= Requirement =
Give the listing below again in full, exactly as written.

= Supplied material =

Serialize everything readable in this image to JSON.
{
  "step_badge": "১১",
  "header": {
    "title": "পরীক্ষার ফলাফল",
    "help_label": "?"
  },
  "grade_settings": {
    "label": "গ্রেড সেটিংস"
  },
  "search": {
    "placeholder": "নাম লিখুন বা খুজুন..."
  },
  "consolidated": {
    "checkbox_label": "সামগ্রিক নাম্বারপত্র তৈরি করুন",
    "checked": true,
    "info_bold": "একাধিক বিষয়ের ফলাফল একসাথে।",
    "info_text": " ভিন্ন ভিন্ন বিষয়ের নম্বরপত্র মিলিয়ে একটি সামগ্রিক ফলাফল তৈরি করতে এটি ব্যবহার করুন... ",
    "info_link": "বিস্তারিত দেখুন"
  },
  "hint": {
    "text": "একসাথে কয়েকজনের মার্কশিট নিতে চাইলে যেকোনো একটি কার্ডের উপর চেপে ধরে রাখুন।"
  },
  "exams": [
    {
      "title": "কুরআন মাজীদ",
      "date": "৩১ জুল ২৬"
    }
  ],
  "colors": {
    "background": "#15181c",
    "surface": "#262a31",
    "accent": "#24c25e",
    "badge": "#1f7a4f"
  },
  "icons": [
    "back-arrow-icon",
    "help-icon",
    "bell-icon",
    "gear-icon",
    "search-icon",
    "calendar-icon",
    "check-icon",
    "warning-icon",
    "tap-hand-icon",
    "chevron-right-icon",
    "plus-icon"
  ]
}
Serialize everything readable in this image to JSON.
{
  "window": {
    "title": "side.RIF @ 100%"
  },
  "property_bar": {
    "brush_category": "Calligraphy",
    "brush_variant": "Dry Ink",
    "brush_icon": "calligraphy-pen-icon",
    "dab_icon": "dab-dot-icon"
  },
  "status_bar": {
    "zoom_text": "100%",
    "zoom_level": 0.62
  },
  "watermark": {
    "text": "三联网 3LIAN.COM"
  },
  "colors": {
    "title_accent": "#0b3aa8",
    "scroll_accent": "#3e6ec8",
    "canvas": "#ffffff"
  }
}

= Solved exercise =
Serialize everything readable in this image to JSON.
{
  "step_badge": "১১",
  "header": {
    "title": "পরীক্ষার ফলাফল",
    "help_label": "?"
  },
  "grade_settings": {
    "label": "গ্রেড সেটিংস"
  },
  "search": {
    "placeholder": "নাম লিখুন বা খুজুন..."
  },
  "consolidated": {
    "checkbox_label": "সামগ্রিক নাম্বারপত্র তৈরি করুন",
    "checked": true,
    "info_bold": "একাধিক বিষয়ের ফলাফল একসাথে।",
    "info_text": " ভিন্ন ভিন্ন বিষয়ের নম্বরপত্র মিলিয়ে একটি সামগ্রিক ফলাফল তৈরি করতে এটি ব্যবহার করুন... ",
    "info_link": "বিস্তারিত দেখুন"
  },
  "hint": {
    "text": "একসাথে কয়েকজনের মার্কশিট নিতে চাইলে যেকোনো একটি কার্ডের উপর চেপে ধরে রাখুন।"
  },
  "exams": [
    {
      "title": "কুরআন মাজীদ",
      "date": "৩১ জুল ২৬"
    }
  ],
  "colors": {
    "background": "#15181c",
    "surface": "#262a31",
    "accent": "#24c25e",
    "badge": "#1f7a4f"
  },
  "icons": [
    "back-arrow-icon",
    "help-icon",
    "bell-icon",
    "gear-icon",
    "search-icon",
    "calendar-icon",
    "check-icon",
    "warning-icon",
    "tap-hand-icon",
    "chevron-right-icon",
    "plus-icon"
  ]
}
Serialize everything readable in this image to JSON.
{
  "window": {
    "title": "side.RIF @ 100%"
  },
  "property_bar": {
    "brush_category": "Calligraphy",
    "brush_variant": "Dry Ink",
    "brush_icon": "calligraphy-pen-icon",
    "dab_icon": "dab-dot-icon"
  },
  "status_bar": {
    "zoom_text": "100%",
    "zoom_level": 0.62
  },
  "watermark": {
    "text": "三联网 3LIAN.COM"
  },
  "colors": {
    "title_accent": "#0b3aa8",
    "scroll_accent": "#3e6ec8",
    "canvas": "#ffffff"
  }
}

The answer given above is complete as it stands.